- _WRITTEN EXERCISE_
Write out all of the data exactly as it appears.

-- start INPUT RECORDS --

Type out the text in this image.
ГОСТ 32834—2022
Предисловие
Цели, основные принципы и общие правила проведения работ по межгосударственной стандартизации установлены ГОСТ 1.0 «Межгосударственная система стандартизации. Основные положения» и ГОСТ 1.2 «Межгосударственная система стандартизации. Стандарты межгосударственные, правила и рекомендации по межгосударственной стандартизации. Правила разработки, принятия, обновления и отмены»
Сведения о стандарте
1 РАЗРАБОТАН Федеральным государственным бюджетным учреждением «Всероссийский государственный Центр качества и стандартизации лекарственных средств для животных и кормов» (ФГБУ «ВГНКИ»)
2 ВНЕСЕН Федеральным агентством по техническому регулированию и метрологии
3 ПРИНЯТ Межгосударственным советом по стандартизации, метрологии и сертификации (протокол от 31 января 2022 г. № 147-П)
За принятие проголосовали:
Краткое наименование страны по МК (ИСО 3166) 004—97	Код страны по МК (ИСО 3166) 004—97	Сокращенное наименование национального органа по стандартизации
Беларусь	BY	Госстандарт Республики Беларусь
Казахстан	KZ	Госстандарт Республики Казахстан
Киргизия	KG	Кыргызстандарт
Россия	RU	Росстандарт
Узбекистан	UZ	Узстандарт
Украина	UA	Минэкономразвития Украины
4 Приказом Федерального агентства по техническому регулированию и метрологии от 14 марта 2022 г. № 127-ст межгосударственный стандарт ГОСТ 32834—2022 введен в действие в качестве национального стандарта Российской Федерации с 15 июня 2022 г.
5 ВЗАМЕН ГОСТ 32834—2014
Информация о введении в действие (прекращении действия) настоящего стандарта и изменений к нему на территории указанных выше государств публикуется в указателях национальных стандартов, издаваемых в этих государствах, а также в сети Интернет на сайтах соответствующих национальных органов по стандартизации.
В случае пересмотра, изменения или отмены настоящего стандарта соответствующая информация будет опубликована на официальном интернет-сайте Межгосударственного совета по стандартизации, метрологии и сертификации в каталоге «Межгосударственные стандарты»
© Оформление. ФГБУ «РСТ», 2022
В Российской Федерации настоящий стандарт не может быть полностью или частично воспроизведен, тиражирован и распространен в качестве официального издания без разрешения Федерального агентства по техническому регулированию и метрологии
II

-- end INPUT RECORDS --

- _SOLUTION TO THE EXERCISE_
Type out the text in this image.
ГОСТ 32834—2022
Предисловие
Цели, основные принципы и общие правила проведения работ по межгосударственной стандартизации установлены ГОСТ 1.0 «Межгосударственная система стандартизации. Основные положения» и ГОСТ 1.2 «Межгосударственная система стандартизации. Стандарты межгосударственные, правила и рекомендации по межгосударственной стандартизации. Правила разработки, принятия, обновления и отмены»
Сведения о стандарте
1 РАЗРАБОТАН Федеральным государственным бюджетным учреждением «Всероссийский государственный Центр качества и стандартизации лекарственных средств для животных и кормов» (ФГБУ «ВГНКИ»)
2 ВНЕСЕН Федеральным агентством по техническому регулированию и метрологии
3 ПРИНЯТ Межгосударственным советом по стандартизации, метрологии и сертификации (протокол от 31 января 2022 г. № 147-П)
За принятие проголосовали:
Краткое наименование страны по МК (ИСО 3166) 004—97	Код страны по МК (ИСО 3166) 004—97	Сокращенное наименование национального органа по стандартизации
Беларусь	BY	Госстандарт Республики Беларусь
Казахстан	KZ	Госстандарт Республики Казахстан
Киргизия	KG	Кыргызстандарт
Россия	RU	Росстандарт
Узбекистан	UZ	Узстандарт
Украина	UA	Минэкономразвития Украины
4 Приказом Федерального агентства по техническому регулированию и метрологии от 14 марта 2022 г. № 127-ст межгосударственный стандарт ГОСТ 32834—2022 введен в действие в качестве национального стандарта Российской Федерации с 15 июня 2022 г.
5 ВЗАМЕН ГОСТ 32834—2014
Информация о введении в действие (прекращении действия) настоящего стандарта и изменений к нему на территории указанных выше государств публикуется в указателях национальных стандартов, издаваемых в этих государствах, а также в сети Интернет на сайтах соответствующих национальных органов по стандартизации.
В случае пересмотра, изменения или отмены настоящего стандарта соответствующая информация будет опубликована на официальном интернет-сайте Межгосударственного совета по стандартизации, метрологии и сертификации в каталоге «Межгосударственные стандарты»
© Оформление. ФГБУ «РСТ», 2022
В Российской Федерации настоящий стандарт не может быть полностью или частично воспроизведен, тиражирован и распространен в качестве официального издания без разрешения Федерального агентства по техническому регулированию и метрологии
II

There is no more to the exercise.